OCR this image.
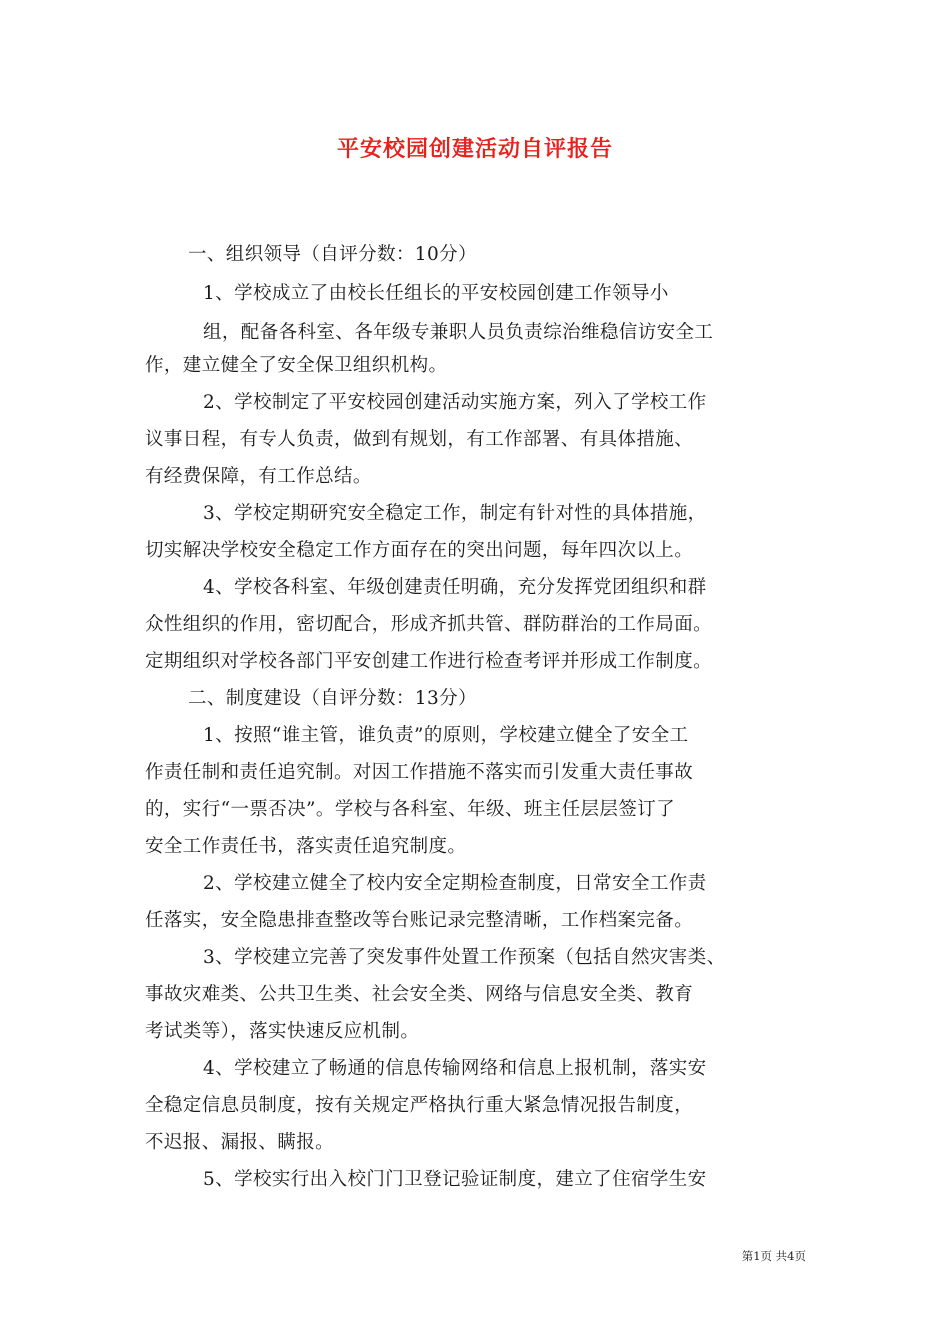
平安校园创建活动自评报告
一、组织领导（自评分数：10分）
1、学校成立了由校长任组长的平安校园创建工作领导小
组，配备各科室、各年级专兼职人员负责综治维稳信访安全工
作，建立健全了安全保卫组织机构。
2、学校制定了平安校园创建活动实施方案，列入了学校工作
议事日程，有专人负责，做到有规划，有工作部署、有具体措施、
有经费保障，有工作总结。
3、学校定期研究安全稳定工作，制定有针对性的具体措施，
切实解决学校安全稳定工作方面存在的突出问题，每年四次以上。
4、学校各科室、年级创建责任明确，充分发挥党团组织和群
众性组织的作用，密切配合，形成齐抓共管、群防群治的工作局面。
定期组织对学校各部门平安创建工作进行检查考评并形成工作制度。
二、制度建设（自评分数：13分）
1、按照“谁主管，谁负责”的原则，学校建立健全了安全工
作责任制和责任追究制。对因工作措施不落实而引发重大责任事故
的，实行“一票否决”。学校与各科室、年级、班主任层层签订了
安全工作责任书，落实责任追究制度。
2、学校建立健全了校内安全定期检查制度，日常安全工作责
任落实，安全隐患排查整改等台账记录完整清晰，工作档案完备。
3、学校建立完善了突发事件处置工作预案（包括自然灾害类、
事故灾难类、公共卫生类、社会安全类、网络与信息安全类、教育
考试类等），落实快速反应机制。
4、学校建立了畅通的信息传输网络和信息上报机制，落实安
全稳定信息员制度，按有关规定严格执行重大紧急情况报告制度，
不迟报、漏报、瞒报。
5、学校实行出入校门门卫登记验证制度，建立了住宿学生安
第1页 共4页
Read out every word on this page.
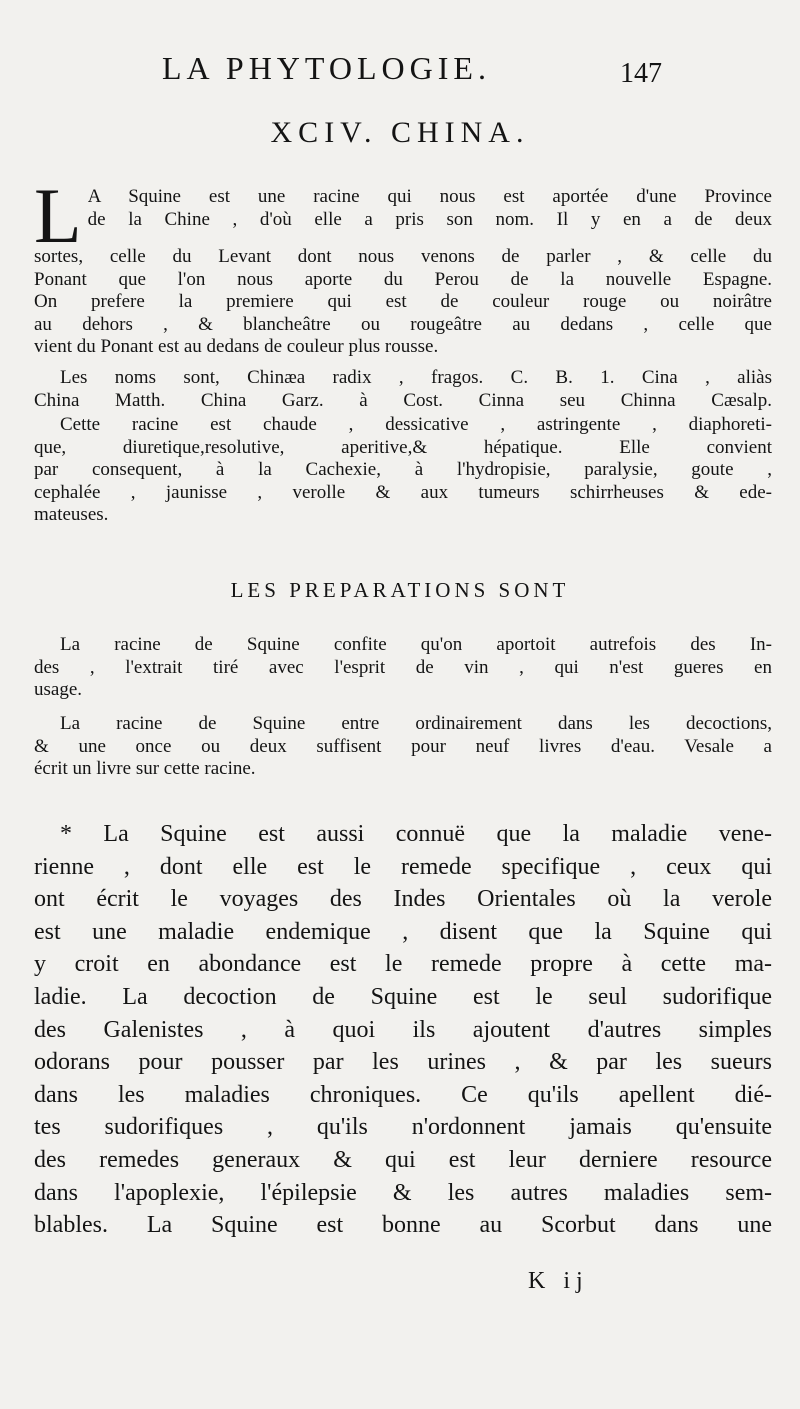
LA PHYTOLOGIE.	147
XCIV. CHINA.
L A Squine est une racine qui nous est aportée d'une Province
de la Chine , d'où elle a pris son nom. Il y en a de deux
sortes, celle du Levant dont nous venons de parler , & celle du
Ponant que l'on nous aporte du Perou de la nouvelle Espagne.
On prefere la premiere qui est de couleur rouge ou noirâtre
au dehors , & blancheâtre ou rougeâtre au dedans , celle que
vient du Ponant est au dedans de couleur plus rousse.
Les noms sont, Chinæa radix , fragos. C. B. 1. Cina , aliàs
China Matth. China Garz. à Cost. Cinna seu Chinna Cæsalp.
Cette racine est chaude , dessicative , astringente , diaphoreti-
que, diuretique,resolutive, aperitive,& hépatique. Elle convient
par consequent, à la Cachexie, à l'hydropisie, paralysie, goute ,
cephalée , jaunisse , verolle & aux tumeurs schirrheuses & ede-
mateuses.
LES PREPARATIONS SONT
La racine de Squine confite qu'on aportoit autrefois des In-
des , l'extrait tiré avec l'esprit de vin , qui n'est gueres en
usage.
La racine de Squine entre ordinairement dans les decoctions,
& une once ou deux suffisent pour neuf livres d'eau. Vesale a
écrit un livre sur cette racine.
* La Squine est aussi connuë que la maladie vene-
rienne , dont elle est le remede specifique , ceux qui
ont écrit le voyages des Indes Orientales où la verole
est une maladie endemique , disent que la Squine qui
y croit en abondance est le remede propre à cette ma-
ladie. La decoction de Squine est le seul sudorifique
des Galenistes , à quoi ils ajoutent d'autres simples
odorans pour pousser par les urines , & par les sueurs
dans les maladies chroniques. Ce qu'ils apellent dié-
tes sudorifiques , qu'ils n'ordonnent jamais qu'ensuite
des remedes generaux & qui est leur derniere resource
dans l'apoplexie, l'épilepsie & les autres maladies sem-
blables. La Squine est bonne au Scorbut dans une
K ij
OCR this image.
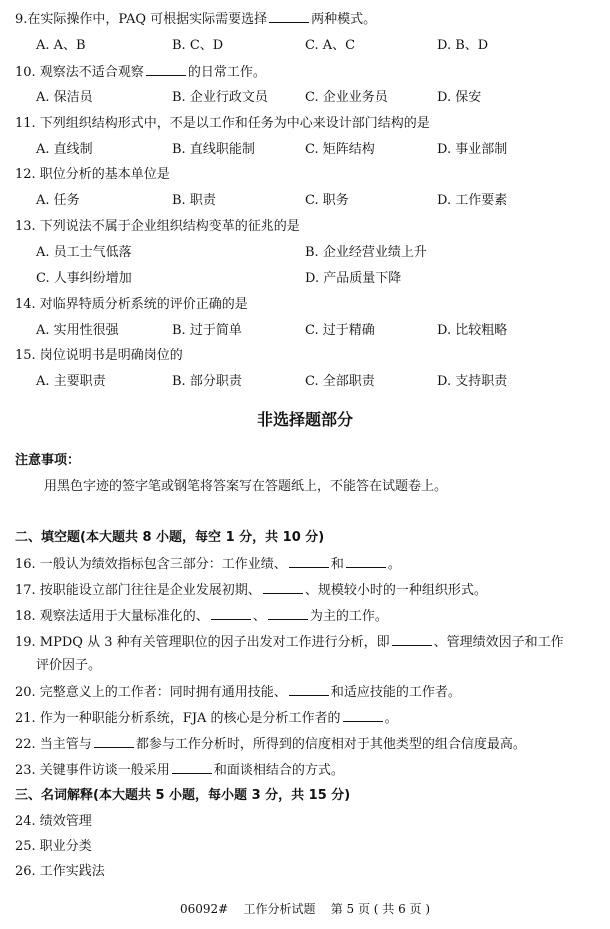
9.在实际操作中，PAQ 可根据实际需要选择	两种模式。
A. A、B	B. C、D	C. A、C	D. B、D
10. 观察法不适合观察	的日常工作。
A. 保洁员	B. 企业行政文员	C. 企业业务员	D. 保安
11. 下列组织结构形式中，不是以工作和任务为中心来设计部门结构的是
A. 直线制	B. 直线职能制	C. 矩阵结构	D. 事业部制
12. 职位分析的基本单位是
A. 任务	B. 职责	C. 职务	D. 工作要素
13. 下列说法不属于企业组织结构变革的征兆的是
A. 员工士气低落	B. 企业经营业绩上升
C. 人事纠纷增加	D. 产品质量下降
14. 对临界特质分析系统的评价正确的是
A. 实用性很强	B. 过于简单	C. 过于精确	D. 比较粗略
15. 岗位说明书是明确岗位的
A. 主要职责	B. 部分职责	C. 全部职责	D. 支持职责
非选择题部分
注意事项：
用黑色字迹的签字笔或钢笔将答案写在答题纸上，不能答在试题卷上。
二、填空题(本大题共 8 小题，每空 1 分，共 10 分)
16. 一般认为绩效指标包含三部分：工作业绩、	和	。
17. 按职能设立部门往往是企业发展初期、	、规模较小时的一种组织形式。
18. 观察法适用于大量标准化的、	、	为主的工作。
19. MPDQ 从 3 种有关管理职位的因子出发对工作进行分析，即	、管理绩效因子和工作
评价因子。
20. 完整意义上的工作者：同时拥有通用技能、	和适应技能的工作者。
21. 作为一种职能分析系统，FJA 的核心是分析工作者的	。
22. 当主管与	都参与工作分析时，所得到的信度相对于其他类型的组合信度最高。
23. 关键事件访谈一般采用	和面谈相结合的方式。
三、名词解释(本大题共 5 小题，每小题 3 分，共 15 分)
24. 绩效管理
25. 职业分类
26. 工作实践法
06092#    工作分析试题    第 5 页 ( 共 6 页 )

========

What is asked> All of the entries need to be transcribed word for word; pictures are left out.

Reply>
OCR this image.
平安校园创建活动自评报告
一、组织领导（自评分数：10分）
1、学校成立了由校长任组长的平安校园创建工作领导小
组，配备各科室、各年级专兼职人员负责综治维稳信访安全工
作，建立健全了安全保卫组织机构。
2、学校制定了平安校园创建活动实施方案，列入了学校工作
议事日程，有专人负责，做到有规划，有工作部署、有具体措施、
有经费保障，有工作总结。
3、学校定期研究安全稳定工作，制定有针对性的具体措施，
切实解决学校安全稳定工作方面存在的突出问题，每年四次以上。
4、学校各科室、年级创建责任明确，充分发挥党团组织和群
众性组织的作用，密切配合，形成齐抓共管、群防群治的工作局面。
定期组织对学校各部门平安创建工作进行检查考评并形成工作制度。
二、制度建设（自评分数：13分）
1、按照“谁主管，谁负责”的原则，学校建立健全了安全工
作责任制和责任追究制。对因工作措施不落实而引发重大责任事故
的，实行“一票否决”。学校与各科室、年级、班主任层层签订了
安全工作责任书，落实责任追究制度。
2、学校建立健全了校内安全定期检查制度，日常安全工作责
任落实，安全隐患排查整改等台账记录完整清晰，工作档案完备。
3、学校建立完善了突发事件处置工作预案（包括自然灾害类、
事故灾难类、公共卫生类、社会安全类、网络与信息安全类、教育
考试类等），落实快速反应机制。
4、学校建立了畅通的信息传输网络和信息上报机制，落实安
全稳定信息员制度，按有关规定严格执行重大紧急情况报告制度，
不迟报、漏报、瞒报。
5、学校实行出入校门门卫登记验证制度，建立了住宿学生安
第1页 共4页
Read out every word on this page.
LA PHYTOLOGIE.	147
XCIV. CHINA.
L A Squine est une racine qui nous est aportée d'une Province
de la Chine , d'où elle a pris son nom. Il y en a de deux
sortes, celle du Levant dont nous venons de parler , & celle du
Ponant que l'on nous aporte du Perou de la nouvelle Espagne.
On prefere la premiere qui est de couleur rouge ou noirâtre
au dehors , & blancheâtre ou rougeâtre au dedans , celle que
vient du Ponant est au dedans de couleur plus rousse.
Les noms sont, Chinæa radix , fragos. C. B. 1. Cina , aliàs
China Matth. China Garz. à Cost. Cinna seu Chinna Cæsalp.
Cette racine est chaude , dessicative , astringente , diaphoreti-
que, diuretique,resolutive, aperitive,& hépatique. Elle convient
par consequent, à la Cachexie, à l'hydropisie, paralysie, goute ,
cephalée , jaunisse , verolle & aux tumeurs schirrheuses & ede-
mateuses.
LES PREPARATIONS SONT
La racine de Squine confite qu'on aportoit autrefois des In-
des , l'extrait tiré avec l'esprit de vin , qui n'est gueres en
usage.
La racine de Squine entre ordinairement dans les decoctions,
& une once ou deux suffisent pour neuf livres d'eau. Vesale a
écrit un livre sur cette racine.
* La Squine est aussi connuë que la maladie vene-
rienne , dont elle est le remede specifique , ceux qui
ont écrit le voyages des Indes Orientales où la verole
est une maladie endemique , disent que la Squine qui
y croit en abondance est le remede propre à cette ma-
ladie. La decoction de Squine est le seul sudorifique
des Galenistes , à quoi ils ajoutent d'autres simples
odorans pour pousser par les urines , & par les sueurs
dans les maladies chroniques. Ce qu'ils apellent dié-
tes sudorifiques , qu'ils n'ordonnent jamais qu'ensuite
des remedes generaux & qui est leur derniere resource
dans l'apoplexie, l'épilepsie & les autres maladies sem-
blables. La Squine est bonne au Scorbut dans une
K ij
OCR this image.
9.在实际操作中，PAQ 可根据实际需要选择	两种模式。
A. A、B	B. C、D	C. A、C	D. B、D
10. 观察法不适合观察	的日常工作。
A. 保洁员	B. 企业行政文员	C. 企业业务员	D. 保安
11. 下列组织结构形式中，不是以工作和任务为中心来设计部门结构的是
A. 直线制	B. 直线职能制	C. 矩阵结构	D. 事业部制
12. 职位分析的基本单位是
A. 任务	B. 职责	C. 职务	D. 工作要素
13. 下列说法不属于企业组织结构变革的征兆的是
A. 员工士气低落	B. 企业经营业绩上升
C. 人事纠纷增加	D. 产品质量下降
14. 对临界特质分析系统的评价正确的是
A. 实用性很强	B. 过于简单	C. 过于精确	D. 比较粗略
15. 岗位说明书是明确岗位的
A. 主要职责	B. 部分职责	C. 全部职责	D. 支持职责
非选择题部分
注意事项：
用黑色字迹的签字笔或钢笔将答案写在答题纸上，不能答在试题卷上。
二、填空题(本大题共 8 小题，每空 1 分，共 10 分)
16. 一般认为绩效指标包含三部分：工作业绩、	和	。
17. 按职能设立部门往往是企业发展初期、	、规模较小时的一种组织形式。
18. 观察法适用于大量标准化的、	、	为主的工作。
19. MPDQ 从 3 种有关管理职位的因子出发对工作进行分析，即	、管理绩效因子和工作
评价因子。
20. 完整意义上的工作者：同时拥有通用技能、	和适应技能的工作者。
21. 作为一种职能分析系统，FJA 的核心是分析工作者的	。
22. 当主管与	都参与工作分析时，所得到的信度相对于其他类型的组合信度最高。
23. 关键事件访谈一般采用	和面谈相结合的方式。
三、名词解释(本大题共 5 小题，每小题 3 分，共 15 分)
24. 绩效管理
25. 职业分类
26. 工作实践法
06092#    工作分析试题    第 5 页 ( 共 6 页 )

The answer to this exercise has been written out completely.